= Task goal =
In the entries below, identify every line with the string "that" and copy it.

= Supplied records =
— Start —

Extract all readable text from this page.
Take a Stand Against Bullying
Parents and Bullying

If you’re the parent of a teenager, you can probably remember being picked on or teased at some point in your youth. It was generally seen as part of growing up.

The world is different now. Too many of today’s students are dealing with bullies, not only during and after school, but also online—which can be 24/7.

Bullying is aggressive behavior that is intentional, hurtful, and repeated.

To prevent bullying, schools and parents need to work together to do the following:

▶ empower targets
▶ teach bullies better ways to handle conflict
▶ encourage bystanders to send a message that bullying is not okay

— End —

= Complete output =
Bullying is aggressive behavior that is intentional, hurtful, and repeated.
▶ encourage bystanders to send a message that bullying is not okay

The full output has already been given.